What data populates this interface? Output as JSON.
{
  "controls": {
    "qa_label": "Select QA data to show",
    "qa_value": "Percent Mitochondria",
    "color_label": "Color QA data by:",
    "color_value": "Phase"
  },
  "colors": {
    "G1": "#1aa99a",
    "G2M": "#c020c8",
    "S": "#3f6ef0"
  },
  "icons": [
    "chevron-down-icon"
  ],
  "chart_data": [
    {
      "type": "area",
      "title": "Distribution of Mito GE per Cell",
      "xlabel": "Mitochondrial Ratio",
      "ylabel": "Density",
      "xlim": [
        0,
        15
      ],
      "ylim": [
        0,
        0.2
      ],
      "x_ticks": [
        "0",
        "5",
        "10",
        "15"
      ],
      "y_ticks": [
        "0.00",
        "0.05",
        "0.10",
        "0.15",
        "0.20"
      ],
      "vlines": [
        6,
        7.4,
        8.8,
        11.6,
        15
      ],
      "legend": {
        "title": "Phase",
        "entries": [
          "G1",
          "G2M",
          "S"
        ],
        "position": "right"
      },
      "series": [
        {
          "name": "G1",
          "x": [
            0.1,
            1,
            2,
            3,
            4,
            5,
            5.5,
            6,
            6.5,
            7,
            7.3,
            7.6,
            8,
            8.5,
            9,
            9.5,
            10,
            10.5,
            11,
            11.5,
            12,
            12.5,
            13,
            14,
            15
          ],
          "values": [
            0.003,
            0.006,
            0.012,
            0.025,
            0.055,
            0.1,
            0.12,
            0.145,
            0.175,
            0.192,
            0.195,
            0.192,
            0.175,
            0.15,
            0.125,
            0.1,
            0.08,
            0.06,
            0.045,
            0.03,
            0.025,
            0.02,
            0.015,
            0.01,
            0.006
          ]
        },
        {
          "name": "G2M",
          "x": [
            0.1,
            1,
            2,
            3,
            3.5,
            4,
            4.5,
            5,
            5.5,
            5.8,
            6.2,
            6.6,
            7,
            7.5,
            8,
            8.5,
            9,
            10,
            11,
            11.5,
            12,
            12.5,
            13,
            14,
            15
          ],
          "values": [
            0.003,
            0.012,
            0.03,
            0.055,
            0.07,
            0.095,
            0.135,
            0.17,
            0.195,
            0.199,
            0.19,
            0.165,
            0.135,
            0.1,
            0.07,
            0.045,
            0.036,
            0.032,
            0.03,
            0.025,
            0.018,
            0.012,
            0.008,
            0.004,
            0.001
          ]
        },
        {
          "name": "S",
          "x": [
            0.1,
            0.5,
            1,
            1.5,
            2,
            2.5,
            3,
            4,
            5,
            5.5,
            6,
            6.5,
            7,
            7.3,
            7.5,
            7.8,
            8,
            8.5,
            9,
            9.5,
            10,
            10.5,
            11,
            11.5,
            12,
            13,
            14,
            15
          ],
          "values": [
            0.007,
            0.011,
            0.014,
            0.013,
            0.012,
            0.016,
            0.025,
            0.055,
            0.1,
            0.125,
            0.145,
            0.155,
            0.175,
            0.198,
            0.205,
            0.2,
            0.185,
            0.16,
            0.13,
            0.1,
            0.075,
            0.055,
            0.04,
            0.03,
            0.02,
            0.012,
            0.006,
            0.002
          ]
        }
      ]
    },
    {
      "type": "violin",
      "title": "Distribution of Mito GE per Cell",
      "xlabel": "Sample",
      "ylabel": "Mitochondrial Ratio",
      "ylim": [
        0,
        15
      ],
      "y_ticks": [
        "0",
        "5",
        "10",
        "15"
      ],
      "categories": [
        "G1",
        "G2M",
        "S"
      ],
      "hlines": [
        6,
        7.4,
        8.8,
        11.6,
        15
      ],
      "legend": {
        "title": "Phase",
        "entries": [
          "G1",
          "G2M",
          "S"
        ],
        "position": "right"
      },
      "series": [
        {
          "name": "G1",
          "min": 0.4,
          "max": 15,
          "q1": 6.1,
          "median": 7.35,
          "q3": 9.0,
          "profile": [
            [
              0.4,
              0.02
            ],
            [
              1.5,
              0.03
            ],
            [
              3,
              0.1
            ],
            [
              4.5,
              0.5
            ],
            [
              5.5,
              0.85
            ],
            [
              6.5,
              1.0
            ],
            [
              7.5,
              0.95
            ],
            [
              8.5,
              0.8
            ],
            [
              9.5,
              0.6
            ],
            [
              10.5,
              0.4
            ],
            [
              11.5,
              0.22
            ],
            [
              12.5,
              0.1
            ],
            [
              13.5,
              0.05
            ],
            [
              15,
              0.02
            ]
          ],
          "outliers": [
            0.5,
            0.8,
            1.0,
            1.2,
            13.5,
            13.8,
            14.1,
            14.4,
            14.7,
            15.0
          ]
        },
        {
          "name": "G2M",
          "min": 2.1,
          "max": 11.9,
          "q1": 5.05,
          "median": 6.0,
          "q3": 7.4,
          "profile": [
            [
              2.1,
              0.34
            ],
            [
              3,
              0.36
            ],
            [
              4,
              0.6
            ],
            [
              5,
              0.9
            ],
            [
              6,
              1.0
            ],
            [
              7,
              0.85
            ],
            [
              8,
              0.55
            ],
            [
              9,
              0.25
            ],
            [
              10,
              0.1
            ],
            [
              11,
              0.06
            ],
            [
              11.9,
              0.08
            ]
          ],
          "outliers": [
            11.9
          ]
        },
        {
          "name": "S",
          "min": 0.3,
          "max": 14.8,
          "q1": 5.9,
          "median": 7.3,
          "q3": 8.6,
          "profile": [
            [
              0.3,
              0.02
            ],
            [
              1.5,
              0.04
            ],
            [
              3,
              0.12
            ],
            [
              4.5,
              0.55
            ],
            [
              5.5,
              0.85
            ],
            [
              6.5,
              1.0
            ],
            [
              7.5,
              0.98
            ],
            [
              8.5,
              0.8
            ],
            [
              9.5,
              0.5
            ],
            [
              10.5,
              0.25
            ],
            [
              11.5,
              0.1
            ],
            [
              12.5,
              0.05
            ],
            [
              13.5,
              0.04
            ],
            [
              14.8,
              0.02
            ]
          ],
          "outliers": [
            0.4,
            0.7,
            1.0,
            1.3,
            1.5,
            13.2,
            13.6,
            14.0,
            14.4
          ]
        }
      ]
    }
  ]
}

========================================

## What is expected
Copy the material above back out, exactly as written.

## Response to this task
What data populates this interface? Output as JSON.
{
  "controls": {
    "qa_label": "Select QA data to show",
    "qa_value": "Percent Mitochondria",
    "color_label": "Color QA data by:",
    "color_value": "Phase"
  },
  "colors": {
    "G1": "#1aa99a",
    "G2M": "#c020c8",
    "S": "#3f6ef0"
  },
  "icons": [
    "chevron-down-icon"
  ],
  "chart_data": [
    {
      "type": "area",
      "title": "Distribution of Mito GE per Cell",
      "xlabel": "Mitochondrial Ratio",
      "ylabel": "Density",
      "xlim": [
        0,
        15
      ],
      "ylim": [
        0,
        0.2
      ],
      "x_ticks": [
        "0",
        "5",
        "10",
        "15"
      ],
      "y_ticks": [
        "0.00",
        "0.05",
        "0.10",
        "0.15",
        "0.20"
      ],
      "vlines": [
        6,
        7.4,
        8.8,
        11.6,
        15
      ],
      "legend": {
        "title": "Phase",
        "entries": [
          "G1",
          "G2M",
          "S"
        ],
        "position": "right"
      },
      "series": [
        {
          "name": "G1",
          "x": [
            0.1,
            1,
            2,
            3,
            4,
            5,
            5.5,
            6,
            6.5,
            7,
            7.3,
            7.6,
            8,
            8.5,
            9,
            9.5,
            10,
            10.5,
            11,
            11.5,
            12,
            12.5,
            13,
            14,
            15
          ],
          "values": [
            0.003,
            0.006,
            0.012,
            0.025,
            0.055,
            0.1,
            0.12,
            0.145,
            0.175,
            0.192,
            0.195,
            0.192,
            0.175,
            0.15,
            0.125,
            0.1,
            0.08,
            0.06,
            0.045,
            0.03,
            0.025,
            0.02,
            0.015,
            0.01,
            0.006
          ]
        },
        {
          "name": "G2M",
          "x": [
            0.1,
            1,
            2,
            3,
            3.5,
            4,
            4.5,
            5,
            5.5,
            5.8,
            6.2,
            6.6,
            7,
            7.5,
            8,
            8.5,
            9,
            10,
            11,
            11.5,
            12,
            12.5,
            13,
            14,
            15
          ],
          "values": [
            0.003,
            0.012,
            0.03,
            0.055,
            0.07,
            0.095,
            0.135,
            0.17,
            0.195,
            0.199,
            0.19,
            0.165,
            0.135,
            0.1,
            0.07,
            0.045,
            0.036,
            0.032,
            0.03,
            0.025,
            0.018,
            0.012,
            0.008,
            0.004,
            0.001
          ]
        },
        {
          "name": "S",
          "x": [
            0.1,
            0.5,
            1,
            1.5,
            2,
            2.5,
            3,
            4,
            5,
            5.5,
            6,
            6.5,
            7,
            7.3,
            7.5,
            7.8,
            8,
            8.5,
            9,
            9.5,
            10,
            10.5,
            11,
            11.5,
            12,
            13,
            14,
            15
          ],
          "values": [
            0.007,
            0.011,
            0.014,
            0.013,
            0.012,
            0.016,
            0.025,
            0.055,
            0.1,
            0.125,
            0.145,
            0.155,
            0.175,
            0.198,
            0.205,
            0.2,
            0.185,
            0.16,
            0.13,
            0.1,
            0.075,
            0.055,
            0.04,
            0.03,
            0.02,
            0.012,
            0.006,
            0.002
          ]
        }
      ]
    },
    {
      "type": "violin",
      "title": "Distribution of Mito GE per Cell",
      "xlabel": "Sample",
      "ylabel": "Mitochondrial Ratio",
      "ylim": [
        0,
        15
      ],
      "y_ticks": [
        "0",
        "5",
        "10",
        "15"
      ],
      "categories": [
        "G1",
        "G2M",
        "S"
      ],
      "hlines": [
        6,
        7.4,
        8.8,
        11.6,
        15
      ],
      "legend": {
        "title": "Phase",
        "entries": [
          "G1",
          "G2M",
          "S"
        ],
        "position": "right"
      },
      "series": [
        {
          "name": "G1",
          "min": 0.4,
          "max": 15,
          "q1": 6.1,
          "median": 7.35,
          "q3": 9.0,
          "profile": [
            [
              0.4,
              0.02
            ],
            [
              1.5,
              0.03
            ],
            [
              3,
              0.1
            ],
            [
              4.5,
              0.5
            ],
            [
              5.5,
              0.85
            ],
            [
              6.5,
              1.0
            ],
            [
              7.5,
              0.95
            ],
            [
              8.5,
              0.8
            ],
            [
              9.5,
              0.6
            ],
            [
              10.5,
              0.4
            ],
            [
              11.5,
              0.22
            ],
            [
              12.5,
              0.1
            ],
            [
              13.5,
              0.05
            ],
            [
              15,
              0.02
            ]
          ],
          "outliers": [
            0.5,
            0.8,
            1.0,
            1.2,
            13.5,
            13.8,
            14.1,
            14.4,
            14.7,
            15.0
          ]
        },
        {
          "name": "G2M",
          "min": 2.1,
          "max": 11.9,
          "q1": 5.05,
          "median": 6.0,
          "q3": 7.4,
          "profile": [
            [
              2.1,
              0.34
            ],
            [
              3,
              0.36
            ],
            [
              4,
              0.6
            ],
            [
              5,
              0.9
            ],
            [
              6,
              1.0
            ],
            [
              7,
              0.85
            ],
            [
              8,
              0.55
            ],
            [
              9,
              0.25
            ],
            [
              10,
              0.1
            ],
            [
              11,
              0.06
            ],
            [
              11.9,
              0.08
            ]
          ],
          "outliers": [
            11.9
          ]
        },
        {
          "name": "S",
          "min": 0.3,
          "max": 14.8,
          "q1": 5.9,
          "median": 7.3,
          "q3": 8.6,
          "profile": [
            [
              0.3,
              0.02
            ],
            [
              1.5,
              0.04
            ],
            [
              3,
              0.12
            ],
            [
              4.5,
              0.55
            ],
            [
              5.5,
              0.85
            ],
            [
              6.5,
              1.0
            ],
            [
              7.5,
              0.98
            ],
            [
              8.5,
              0.8
            ],
            [
              9.5,
              0.5
            ],
            [
              10.5,
              0.25
            ],
            [
              11.5,
              0.1
            ],
            [
              12.5,
              0.05
            ],
            [
              13.5,
              0.04
            ],
            [
              14.8,
              0.02
            ]
          ],
          "outliers": [
            0.4,
            0.7,
            1.0,
            1.3,
            1.5,
            13.2,
            13.6,
            14.0,
            14.4
          ]
        }
      ]
    }
  ]
}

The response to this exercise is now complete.